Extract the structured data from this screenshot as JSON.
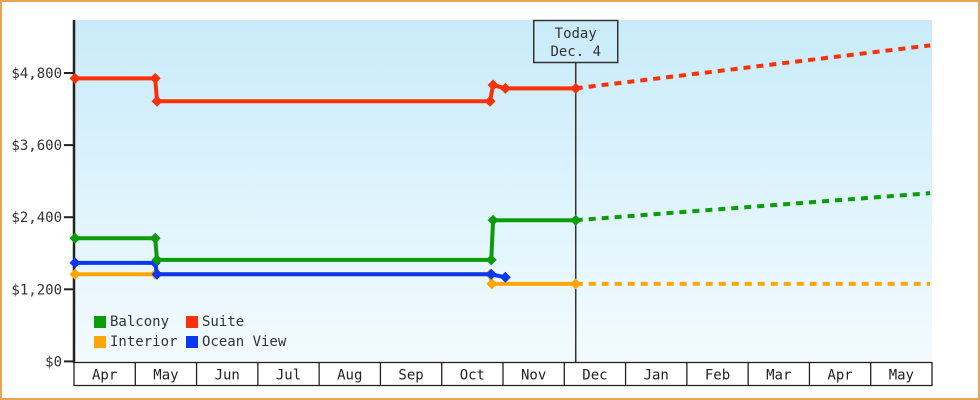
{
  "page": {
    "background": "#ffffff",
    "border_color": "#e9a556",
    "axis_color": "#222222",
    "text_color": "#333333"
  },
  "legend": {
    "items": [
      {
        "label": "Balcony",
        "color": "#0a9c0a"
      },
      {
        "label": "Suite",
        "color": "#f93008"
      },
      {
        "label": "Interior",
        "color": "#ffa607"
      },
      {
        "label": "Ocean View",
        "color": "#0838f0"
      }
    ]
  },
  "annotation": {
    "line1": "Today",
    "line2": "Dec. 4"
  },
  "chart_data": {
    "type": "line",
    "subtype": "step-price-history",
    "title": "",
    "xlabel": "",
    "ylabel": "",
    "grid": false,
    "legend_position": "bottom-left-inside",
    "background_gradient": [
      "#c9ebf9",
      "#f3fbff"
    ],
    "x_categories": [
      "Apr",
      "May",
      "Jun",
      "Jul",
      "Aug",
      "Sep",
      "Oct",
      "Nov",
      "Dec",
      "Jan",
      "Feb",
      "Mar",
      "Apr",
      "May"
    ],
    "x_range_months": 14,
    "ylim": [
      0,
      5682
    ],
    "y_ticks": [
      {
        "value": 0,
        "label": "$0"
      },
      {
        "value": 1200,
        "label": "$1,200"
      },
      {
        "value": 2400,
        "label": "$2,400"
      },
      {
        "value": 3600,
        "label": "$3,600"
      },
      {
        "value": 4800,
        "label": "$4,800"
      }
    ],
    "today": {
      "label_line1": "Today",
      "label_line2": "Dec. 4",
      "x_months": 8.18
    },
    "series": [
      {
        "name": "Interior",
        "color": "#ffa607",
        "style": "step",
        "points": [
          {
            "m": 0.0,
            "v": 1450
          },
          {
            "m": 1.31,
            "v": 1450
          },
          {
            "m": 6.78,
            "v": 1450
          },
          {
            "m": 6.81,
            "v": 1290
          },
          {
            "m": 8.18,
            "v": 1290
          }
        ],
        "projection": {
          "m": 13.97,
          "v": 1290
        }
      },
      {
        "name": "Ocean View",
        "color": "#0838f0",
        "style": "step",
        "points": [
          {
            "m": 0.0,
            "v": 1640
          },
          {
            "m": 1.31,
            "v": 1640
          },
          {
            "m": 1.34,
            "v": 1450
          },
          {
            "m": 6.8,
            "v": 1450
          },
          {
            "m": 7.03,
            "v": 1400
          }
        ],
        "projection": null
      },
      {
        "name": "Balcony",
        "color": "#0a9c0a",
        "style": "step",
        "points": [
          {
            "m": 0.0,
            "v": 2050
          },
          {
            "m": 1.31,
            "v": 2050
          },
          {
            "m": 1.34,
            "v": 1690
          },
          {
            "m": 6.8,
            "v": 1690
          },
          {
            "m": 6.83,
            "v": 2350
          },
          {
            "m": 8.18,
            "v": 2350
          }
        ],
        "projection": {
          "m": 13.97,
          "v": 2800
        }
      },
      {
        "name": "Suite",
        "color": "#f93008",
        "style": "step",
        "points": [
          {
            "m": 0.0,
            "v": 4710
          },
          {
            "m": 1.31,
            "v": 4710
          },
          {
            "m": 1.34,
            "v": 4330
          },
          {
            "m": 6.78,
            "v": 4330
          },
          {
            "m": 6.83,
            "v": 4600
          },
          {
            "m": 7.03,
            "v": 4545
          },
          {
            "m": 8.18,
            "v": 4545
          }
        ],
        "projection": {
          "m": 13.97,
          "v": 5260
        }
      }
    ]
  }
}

######

Short task - List every line above that contains the word "name".

Correct output -
        "name": "Interior",
        "name": "Ocean View",
        "name": "Balcony",
        "name": "Suite",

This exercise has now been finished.